LISTING:

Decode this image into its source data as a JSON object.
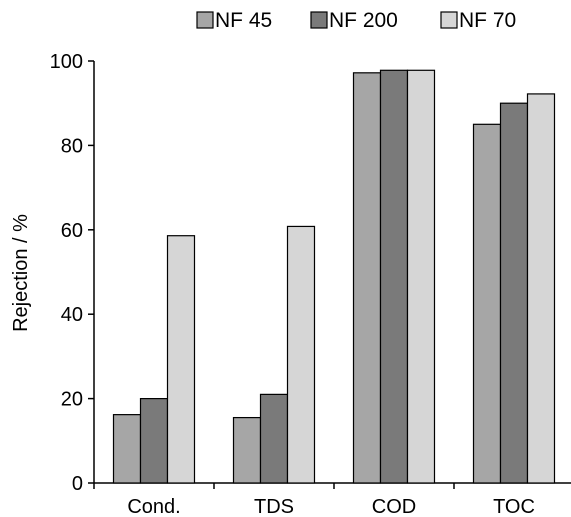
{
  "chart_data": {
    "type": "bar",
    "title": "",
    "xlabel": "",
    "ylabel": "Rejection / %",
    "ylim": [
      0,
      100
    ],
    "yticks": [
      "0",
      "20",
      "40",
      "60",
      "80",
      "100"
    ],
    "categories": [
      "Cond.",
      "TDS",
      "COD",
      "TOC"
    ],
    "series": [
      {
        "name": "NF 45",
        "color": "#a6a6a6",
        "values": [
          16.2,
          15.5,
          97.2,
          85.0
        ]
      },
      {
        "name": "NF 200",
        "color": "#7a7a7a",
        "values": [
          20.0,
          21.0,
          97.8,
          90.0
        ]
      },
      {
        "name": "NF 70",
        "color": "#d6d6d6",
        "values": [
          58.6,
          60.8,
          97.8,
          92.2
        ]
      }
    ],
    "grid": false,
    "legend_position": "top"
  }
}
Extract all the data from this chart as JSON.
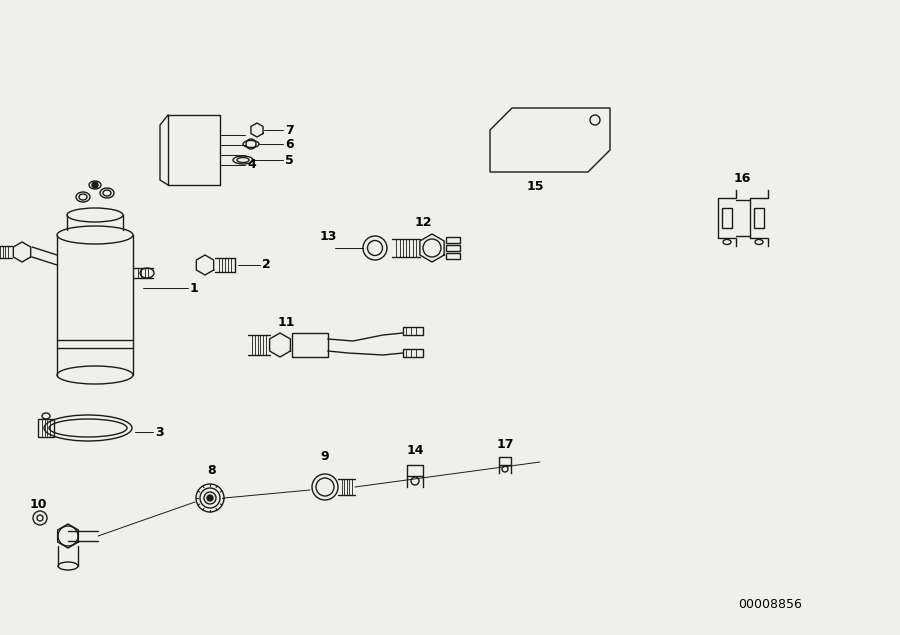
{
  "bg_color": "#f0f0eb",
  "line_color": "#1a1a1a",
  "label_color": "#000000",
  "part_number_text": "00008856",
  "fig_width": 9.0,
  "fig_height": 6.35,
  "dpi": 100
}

DIRECTIVE: All of the data above should be transcribed verbatim, with pictures omitted.

SOLVED EXERCISE:
Decode this image into its source data as a JSON object.
{
  "chart_data": {
    "type": "bar",
    "title": "",
    "xlabel": "",
    "ylabel": "Rejection / %",
    "ylim": [
      0,
      100
    ],
    "yticks": [
      "0",
      "20",
      "40",
      "60",
      "80",
      "100"
    ],
    "categories": [
      "Cond.",
      "TDS",
      "COD",
      "TOC"
    ],
    "series": [
      {
        "name": "NF 45",
        "color": "#a6a6a6",
        "values": [
          16.2,
          15.5,
          97.2,
          85.0
        ]
      },
      {
        "name": "NF 200",
        "color": "#7a7a7a",
        "values": [
          20.0,
          21.0,
          97.8,
          90.0
        ]
      },
      {
        "name": "NF 70",
        "color": "#d6d6d6",
        "values": [
          58.6,
          60.8,
          97.8,
          92.2
        ]
      }
    ],
    "grid": false,
    "legend_position": "top"
  }
}
Extract all the data from this chart as JSON.
{
  "bg_color": "#f0f0eb",
  "line_color": "#1a1a1a",
  "label_color": "#000000",
  "part_number_text": "00008856",
  "fig_width": 9.0,
  "fig_height": 6.35,
  "dpi": 100
}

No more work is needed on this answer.